Extract the listing below in full, unchanged.
━━ PROVIDED RECORDS ━━
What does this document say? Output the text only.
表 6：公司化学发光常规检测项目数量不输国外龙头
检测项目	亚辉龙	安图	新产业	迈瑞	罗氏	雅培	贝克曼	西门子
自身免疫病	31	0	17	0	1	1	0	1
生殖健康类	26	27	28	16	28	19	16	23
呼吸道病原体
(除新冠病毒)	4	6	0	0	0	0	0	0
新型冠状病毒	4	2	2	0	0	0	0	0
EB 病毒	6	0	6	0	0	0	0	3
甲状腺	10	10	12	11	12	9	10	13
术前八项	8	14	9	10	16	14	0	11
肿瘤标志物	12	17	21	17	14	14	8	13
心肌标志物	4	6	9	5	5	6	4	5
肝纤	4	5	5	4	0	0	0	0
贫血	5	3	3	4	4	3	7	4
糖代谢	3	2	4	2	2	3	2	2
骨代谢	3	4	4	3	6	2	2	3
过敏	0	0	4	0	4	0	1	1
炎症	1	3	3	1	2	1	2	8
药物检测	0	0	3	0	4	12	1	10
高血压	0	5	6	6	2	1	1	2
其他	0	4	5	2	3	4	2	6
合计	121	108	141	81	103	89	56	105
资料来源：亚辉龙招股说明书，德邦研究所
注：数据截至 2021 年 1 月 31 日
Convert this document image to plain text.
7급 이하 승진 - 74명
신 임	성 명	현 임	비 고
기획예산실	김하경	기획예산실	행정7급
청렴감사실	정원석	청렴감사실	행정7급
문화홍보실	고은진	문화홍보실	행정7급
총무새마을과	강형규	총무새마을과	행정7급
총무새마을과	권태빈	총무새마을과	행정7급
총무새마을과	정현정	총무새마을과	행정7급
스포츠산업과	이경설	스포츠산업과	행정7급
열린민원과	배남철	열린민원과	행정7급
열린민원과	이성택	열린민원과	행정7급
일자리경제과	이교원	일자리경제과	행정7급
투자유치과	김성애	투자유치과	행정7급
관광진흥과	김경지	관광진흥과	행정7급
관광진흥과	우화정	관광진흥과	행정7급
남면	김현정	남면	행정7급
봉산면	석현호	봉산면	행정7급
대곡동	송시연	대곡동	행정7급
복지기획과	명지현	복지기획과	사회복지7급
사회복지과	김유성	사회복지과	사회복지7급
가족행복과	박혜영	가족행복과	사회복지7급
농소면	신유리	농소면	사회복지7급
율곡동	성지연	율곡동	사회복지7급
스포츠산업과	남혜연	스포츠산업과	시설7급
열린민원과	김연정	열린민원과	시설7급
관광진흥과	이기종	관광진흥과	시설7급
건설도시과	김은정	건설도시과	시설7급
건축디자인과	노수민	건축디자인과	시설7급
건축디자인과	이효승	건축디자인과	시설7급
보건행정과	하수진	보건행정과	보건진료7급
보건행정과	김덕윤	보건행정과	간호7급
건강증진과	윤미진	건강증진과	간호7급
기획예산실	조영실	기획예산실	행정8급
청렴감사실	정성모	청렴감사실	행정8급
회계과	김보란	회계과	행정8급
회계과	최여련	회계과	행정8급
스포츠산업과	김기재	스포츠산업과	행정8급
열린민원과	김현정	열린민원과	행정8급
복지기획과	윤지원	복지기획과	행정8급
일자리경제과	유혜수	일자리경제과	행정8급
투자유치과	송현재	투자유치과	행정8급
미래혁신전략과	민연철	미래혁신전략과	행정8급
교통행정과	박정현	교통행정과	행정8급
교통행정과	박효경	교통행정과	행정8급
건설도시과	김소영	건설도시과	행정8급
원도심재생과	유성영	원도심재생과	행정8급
━━━
* SOLVED EXERCISE:
What does this document say? Output the text only.
表 6：公司化学发光常规检测项目数量不输国外龙头
检测项目	亚辉龙	安图	新产业	迈瑞	罗氏	雅培	贝克曼	西门子
自身免疫病	31	0	17	0	1	1	0	1
生殖健康类	26	27	28	16	28	19	16	23
呼吸道病原体
(除新冠病毒)	4	6	0	0	0	0	0	0
新型冠状病毒	4	2	2	0	0	0	0	0
EB 病毒	6	0	6	0	0	0	0	3
甲状腺	10	10	12	11	12	9	10	13
术前八项	8	14	9	10	16	14	0	11
肿瘤标志物	12	17	21	17	14	14	8	13
心肌标志物	4	6	9	5	5	6	4	5
肝纤	4	5	5	4	0	0	0	0
贫血	5	3	3	4	4	3	7	4
糖代谢	3	2	4	2	2	3	2	2
骨代谢	3	4	4	3	6	2	2	3
过敏	0	0	4	0	4	0	1	1
炎症	1	3	3	1	2	1	2	8
药物检测	0	0	3	0	4	12	1	10
高血压	0	5	6	6	2	1	1	2
其他	0	4	5	2	3	4	2	6
合计	121	108	141	81	103	89	56	105
资料来源：亚辉龙招股说明书，德邦研究所
注：数据截至 2021 年 1 月 31 日
Convert this document image to plain text.
7급 이하 승진 - 74명
신 임	성 명	현 임	비 고
기획예산실	김하경	기획예산실	행정7급
청렴감사실	정원석	청렴감사실	행정7급
문화홍보실	고은진	문화홍보실	행정7급
총무새마을과	강형규	총무새마을과	행정7급
총무새마을과	권태빈	총무새마을과	행정7급
총무새마을과	정현정	총무새마을과	행정7급
스포츠산업과	이경설	스포츠산업과	행정7급
열린민원과	배남철	열린민원과	행정7급
열린민원과	이성택	열린민원과	행정7급
일자리경제과	이교원	일자리경제과	행정7급
투자유치과	김성애	투자유치과	행정7급
관광진흥과	김경지	관광진흥과	행정7급
관광진흥과	우화정	관광진흥과	행정7급
남면	김현정	남면	행정7급
봉산면	석현호	봉산면	행정7급
대곡동	송시연	대곡동	행정7급
복지기획과	명지현	복지기획과	사회복지7급
사회복지과	김유성	사회복지과	사회복지7급
가족행복과	박혜영	가족행복과	사회복지7급
농소면	신유리	농소면	사회복지7급
율곡동	성지연	율곡동	사회복지7급
스포츠산업과	남혜연	스포츠산업과	시설7급
열린민원과	김연정	열린민원과	시설7급
관광진흥과	이기종	관광진흥과	시설7급
건설도시과	김은정	건설도시과	시설7급
건축디자인과	노수민	건축디자인과	시설7급
건축디자인과	이효승	건축디자인과	시설7급
보건행정과	하수진	보건행정과	보건진료7급
보건행정과	김덕윤	보건행정과	간호7급
건강증진과	윤미진	건강증진과	간호7급
기획예산실	조영실	기획예산실	행정8급
청렴감사실	정성모	청렴감사실	행정8급
회계과	김보란	회계과	행정8급
회계과	최여련	회계과	행정8급
스포츠산업과	김기재	스포츠산업과	행정8급
열린민원과	김현정	열린민원과	행정8급
복지기획과	윤지원	복지기획과	행정8급
일자리경제과	유혜수	일자리경제과	행정8급
투자유치과	송현재	투자유치과	행정8급
미래혁신전략과	민연철	미래혁신전략과	행정8급
교통행정과	박정현	교통행정과	행정8급
교통행정과	박효경	교통행정과	행정8급
건설도시과	김소영	건설도시과	행정8급
원도심재생과	유성영	원도심재생과	행정8급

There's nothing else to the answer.